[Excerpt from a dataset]
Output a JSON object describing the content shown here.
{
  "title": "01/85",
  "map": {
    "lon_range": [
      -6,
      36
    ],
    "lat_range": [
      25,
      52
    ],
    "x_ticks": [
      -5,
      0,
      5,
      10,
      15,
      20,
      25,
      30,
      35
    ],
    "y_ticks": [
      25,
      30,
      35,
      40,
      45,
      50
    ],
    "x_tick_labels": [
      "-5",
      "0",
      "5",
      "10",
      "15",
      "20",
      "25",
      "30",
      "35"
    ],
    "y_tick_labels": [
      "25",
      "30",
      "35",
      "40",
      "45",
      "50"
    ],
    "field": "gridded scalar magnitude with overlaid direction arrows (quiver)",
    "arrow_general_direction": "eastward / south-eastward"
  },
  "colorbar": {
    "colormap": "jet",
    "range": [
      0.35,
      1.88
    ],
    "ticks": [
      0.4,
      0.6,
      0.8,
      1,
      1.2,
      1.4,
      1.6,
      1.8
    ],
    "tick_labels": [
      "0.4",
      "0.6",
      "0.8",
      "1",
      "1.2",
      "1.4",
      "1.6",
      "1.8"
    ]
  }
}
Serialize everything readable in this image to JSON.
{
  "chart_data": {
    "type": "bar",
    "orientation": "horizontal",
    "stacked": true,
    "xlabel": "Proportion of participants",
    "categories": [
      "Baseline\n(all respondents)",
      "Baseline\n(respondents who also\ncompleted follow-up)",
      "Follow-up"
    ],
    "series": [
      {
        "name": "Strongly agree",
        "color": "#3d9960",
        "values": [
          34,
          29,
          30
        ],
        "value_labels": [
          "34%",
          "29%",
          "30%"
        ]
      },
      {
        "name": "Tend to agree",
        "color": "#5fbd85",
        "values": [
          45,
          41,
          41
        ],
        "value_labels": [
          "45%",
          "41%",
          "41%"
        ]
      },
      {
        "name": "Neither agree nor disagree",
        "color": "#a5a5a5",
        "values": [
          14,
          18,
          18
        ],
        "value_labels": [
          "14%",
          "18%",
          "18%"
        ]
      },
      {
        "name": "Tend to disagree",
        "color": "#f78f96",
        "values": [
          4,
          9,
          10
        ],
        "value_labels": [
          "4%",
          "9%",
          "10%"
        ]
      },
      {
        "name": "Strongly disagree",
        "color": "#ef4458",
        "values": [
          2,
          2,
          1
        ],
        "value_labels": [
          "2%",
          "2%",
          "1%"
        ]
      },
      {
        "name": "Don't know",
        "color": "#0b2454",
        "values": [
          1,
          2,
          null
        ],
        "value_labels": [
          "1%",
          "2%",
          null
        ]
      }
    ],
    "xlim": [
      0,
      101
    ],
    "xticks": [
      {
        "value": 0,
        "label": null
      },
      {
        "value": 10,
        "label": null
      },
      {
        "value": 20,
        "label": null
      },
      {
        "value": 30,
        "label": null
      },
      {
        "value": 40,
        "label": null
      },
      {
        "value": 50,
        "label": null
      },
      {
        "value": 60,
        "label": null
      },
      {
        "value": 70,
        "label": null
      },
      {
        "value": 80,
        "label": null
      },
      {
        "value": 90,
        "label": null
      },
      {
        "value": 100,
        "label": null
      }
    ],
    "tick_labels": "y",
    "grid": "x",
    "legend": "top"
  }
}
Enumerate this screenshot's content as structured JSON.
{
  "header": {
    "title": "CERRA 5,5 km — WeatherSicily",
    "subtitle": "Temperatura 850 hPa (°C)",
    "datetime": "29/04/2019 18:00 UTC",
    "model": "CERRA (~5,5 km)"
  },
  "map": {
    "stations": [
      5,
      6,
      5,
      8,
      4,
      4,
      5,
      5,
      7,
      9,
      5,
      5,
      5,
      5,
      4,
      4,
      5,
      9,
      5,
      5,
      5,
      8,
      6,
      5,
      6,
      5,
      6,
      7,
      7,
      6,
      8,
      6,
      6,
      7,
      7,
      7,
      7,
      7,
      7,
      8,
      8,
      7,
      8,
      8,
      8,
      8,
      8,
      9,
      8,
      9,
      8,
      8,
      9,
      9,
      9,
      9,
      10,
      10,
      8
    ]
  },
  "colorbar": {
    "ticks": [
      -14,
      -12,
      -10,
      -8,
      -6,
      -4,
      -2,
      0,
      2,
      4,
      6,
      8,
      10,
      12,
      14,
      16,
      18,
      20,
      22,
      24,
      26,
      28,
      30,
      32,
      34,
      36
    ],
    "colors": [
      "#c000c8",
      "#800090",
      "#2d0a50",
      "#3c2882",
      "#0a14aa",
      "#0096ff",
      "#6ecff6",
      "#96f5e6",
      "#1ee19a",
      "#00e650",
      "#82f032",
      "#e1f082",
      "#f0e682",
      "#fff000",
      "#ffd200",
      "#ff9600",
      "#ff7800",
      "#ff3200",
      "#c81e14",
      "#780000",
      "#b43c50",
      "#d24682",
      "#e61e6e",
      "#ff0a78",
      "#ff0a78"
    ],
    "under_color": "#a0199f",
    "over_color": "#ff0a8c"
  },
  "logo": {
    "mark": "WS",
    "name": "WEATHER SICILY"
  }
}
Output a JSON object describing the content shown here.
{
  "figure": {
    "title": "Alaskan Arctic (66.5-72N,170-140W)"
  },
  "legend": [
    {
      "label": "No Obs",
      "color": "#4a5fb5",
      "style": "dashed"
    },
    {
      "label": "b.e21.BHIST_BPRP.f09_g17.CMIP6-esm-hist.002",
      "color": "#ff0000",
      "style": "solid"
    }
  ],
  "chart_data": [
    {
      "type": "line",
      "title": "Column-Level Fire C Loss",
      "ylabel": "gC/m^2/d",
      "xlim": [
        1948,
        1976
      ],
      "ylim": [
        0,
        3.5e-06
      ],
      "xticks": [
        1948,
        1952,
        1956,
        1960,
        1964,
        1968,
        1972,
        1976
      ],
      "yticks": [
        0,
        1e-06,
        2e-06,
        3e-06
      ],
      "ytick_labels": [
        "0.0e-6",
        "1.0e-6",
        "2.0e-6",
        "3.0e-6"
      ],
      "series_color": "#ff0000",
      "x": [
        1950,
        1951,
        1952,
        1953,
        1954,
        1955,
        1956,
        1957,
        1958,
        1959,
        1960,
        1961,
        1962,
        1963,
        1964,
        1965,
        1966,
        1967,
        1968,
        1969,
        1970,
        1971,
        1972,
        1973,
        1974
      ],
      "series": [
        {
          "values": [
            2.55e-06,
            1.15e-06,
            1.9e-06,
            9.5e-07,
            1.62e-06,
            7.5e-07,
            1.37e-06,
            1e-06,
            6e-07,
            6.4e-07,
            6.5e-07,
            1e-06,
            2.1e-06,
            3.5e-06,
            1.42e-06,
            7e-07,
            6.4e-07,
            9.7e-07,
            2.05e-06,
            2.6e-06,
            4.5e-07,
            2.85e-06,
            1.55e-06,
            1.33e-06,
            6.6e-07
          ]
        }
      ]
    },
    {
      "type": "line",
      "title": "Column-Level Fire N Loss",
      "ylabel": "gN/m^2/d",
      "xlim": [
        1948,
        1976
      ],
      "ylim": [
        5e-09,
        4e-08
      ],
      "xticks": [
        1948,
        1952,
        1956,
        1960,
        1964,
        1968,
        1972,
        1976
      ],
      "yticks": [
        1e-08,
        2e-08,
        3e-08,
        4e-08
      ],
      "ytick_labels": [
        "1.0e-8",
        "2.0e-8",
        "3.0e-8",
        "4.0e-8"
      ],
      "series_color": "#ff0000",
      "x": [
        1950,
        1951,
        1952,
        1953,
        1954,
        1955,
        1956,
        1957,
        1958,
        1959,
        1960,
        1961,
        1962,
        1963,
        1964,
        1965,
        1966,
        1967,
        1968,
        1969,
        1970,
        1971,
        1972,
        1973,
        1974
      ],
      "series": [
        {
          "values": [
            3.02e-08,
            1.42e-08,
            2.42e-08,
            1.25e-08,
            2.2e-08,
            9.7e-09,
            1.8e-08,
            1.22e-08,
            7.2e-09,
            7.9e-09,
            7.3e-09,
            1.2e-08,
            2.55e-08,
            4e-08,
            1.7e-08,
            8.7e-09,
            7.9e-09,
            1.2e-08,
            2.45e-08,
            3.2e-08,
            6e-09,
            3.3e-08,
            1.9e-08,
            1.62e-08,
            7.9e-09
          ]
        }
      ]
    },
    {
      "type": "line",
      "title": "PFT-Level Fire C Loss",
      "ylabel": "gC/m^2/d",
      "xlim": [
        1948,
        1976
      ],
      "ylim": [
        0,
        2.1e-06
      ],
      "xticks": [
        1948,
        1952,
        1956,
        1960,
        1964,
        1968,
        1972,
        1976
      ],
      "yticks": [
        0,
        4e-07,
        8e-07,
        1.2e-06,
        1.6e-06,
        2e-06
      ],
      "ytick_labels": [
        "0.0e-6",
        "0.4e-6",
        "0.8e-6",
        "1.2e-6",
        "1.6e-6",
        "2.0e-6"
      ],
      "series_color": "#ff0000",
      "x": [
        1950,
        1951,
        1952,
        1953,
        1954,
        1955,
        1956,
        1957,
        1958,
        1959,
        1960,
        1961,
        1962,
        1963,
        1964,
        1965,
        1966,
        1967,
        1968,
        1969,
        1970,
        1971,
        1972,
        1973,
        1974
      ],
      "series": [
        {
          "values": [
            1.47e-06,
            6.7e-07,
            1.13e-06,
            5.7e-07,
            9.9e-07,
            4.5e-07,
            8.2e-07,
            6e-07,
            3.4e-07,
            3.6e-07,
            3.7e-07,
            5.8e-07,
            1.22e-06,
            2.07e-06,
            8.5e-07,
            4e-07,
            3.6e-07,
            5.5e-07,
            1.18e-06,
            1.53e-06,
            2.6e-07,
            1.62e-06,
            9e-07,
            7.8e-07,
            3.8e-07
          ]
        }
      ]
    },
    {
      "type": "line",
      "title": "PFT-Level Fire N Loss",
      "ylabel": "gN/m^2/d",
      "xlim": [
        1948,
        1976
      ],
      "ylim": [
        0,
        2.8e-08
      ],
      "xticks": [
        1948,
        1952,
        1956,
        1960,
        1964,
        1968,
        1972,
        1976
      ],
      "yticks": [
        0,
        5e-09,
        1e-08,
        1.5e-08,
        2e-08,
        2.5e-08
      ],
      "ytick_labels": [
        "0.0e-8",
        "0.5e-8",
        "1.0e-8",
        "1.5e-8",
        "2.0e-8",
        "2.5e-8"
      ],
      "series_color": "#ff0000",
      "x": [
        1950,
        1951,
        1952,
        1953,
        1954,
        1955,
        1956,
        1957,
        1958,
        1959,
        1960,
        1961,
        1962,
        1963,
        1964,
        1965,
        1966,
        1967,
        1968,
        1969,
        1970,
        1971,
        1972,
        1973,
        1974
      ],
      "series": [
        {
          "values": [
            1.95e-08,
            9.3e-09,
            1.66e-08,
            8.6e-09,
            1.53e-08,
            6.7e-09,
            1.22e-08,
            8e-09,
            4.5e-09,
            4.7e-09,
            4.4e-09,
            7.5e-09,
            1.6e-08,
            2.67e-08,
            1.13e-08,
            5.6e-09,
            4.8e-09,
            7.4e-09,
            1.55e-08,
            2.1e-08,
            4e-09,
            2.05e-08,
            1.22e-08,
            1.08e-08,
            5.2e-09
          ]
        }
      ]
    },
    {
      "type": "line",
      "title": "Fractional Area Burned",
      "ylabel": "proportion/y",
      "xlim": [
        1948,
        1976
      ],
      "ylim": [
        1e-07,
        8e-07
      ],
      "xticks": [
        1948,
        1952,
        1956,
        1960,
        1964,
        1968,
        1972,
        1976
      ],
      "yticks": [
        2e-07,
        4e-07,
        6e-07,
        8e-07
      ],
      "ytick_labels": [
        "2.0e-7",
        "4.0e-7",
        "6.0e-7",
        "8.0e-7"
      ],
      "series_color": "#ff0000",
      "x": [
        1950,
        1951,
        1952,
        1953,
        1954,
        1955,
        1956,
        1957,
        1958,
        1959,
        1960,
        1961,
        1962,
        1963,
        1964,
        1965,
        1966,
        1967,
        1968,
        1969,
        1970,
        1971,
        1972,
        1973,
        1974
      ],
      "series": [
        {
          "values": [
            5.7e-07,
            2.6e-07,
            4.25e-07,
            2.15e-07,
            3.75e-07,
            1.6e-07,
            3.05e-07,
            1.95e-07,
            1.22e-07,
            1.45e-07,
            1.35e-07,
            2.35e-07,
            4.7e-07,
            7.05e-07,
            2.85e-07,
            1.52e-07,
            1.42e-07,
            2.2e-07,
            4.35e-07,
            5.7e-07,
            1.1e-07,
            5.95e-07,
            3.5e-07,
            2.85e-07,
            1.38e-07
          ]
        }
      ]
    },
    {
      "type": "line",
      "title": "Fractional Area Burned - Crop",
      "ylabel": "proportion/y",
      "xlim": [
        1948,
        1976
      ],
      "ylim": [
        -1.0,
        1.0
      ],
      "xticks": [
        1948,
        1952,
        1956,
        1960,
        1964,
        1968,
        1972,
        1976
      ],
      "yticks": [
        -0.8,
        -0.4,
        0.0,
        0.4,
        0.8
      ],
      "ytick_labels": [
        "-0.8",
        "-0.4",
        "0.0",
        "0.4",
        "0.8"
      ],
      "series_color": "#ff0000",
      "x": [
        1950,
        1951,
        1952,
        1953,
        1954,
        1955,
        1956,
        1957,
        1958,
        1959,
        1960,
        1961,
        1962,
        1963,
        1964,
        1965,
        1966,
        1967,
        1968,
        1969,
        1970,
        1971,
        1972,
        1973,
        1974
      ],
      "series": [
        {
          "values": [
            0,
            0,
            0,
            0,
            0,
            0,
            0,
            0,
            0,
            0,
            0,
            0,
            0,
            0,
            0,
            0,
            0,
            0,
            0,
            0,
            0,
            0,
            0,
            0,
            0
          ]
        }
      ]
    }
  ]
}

## INSTRUCTIONS FOR THE TASK
Determine how many lines of the entries above carry the string "disagree", and give that number alone.

## SOLUTION FOR THIS PROBLEM
3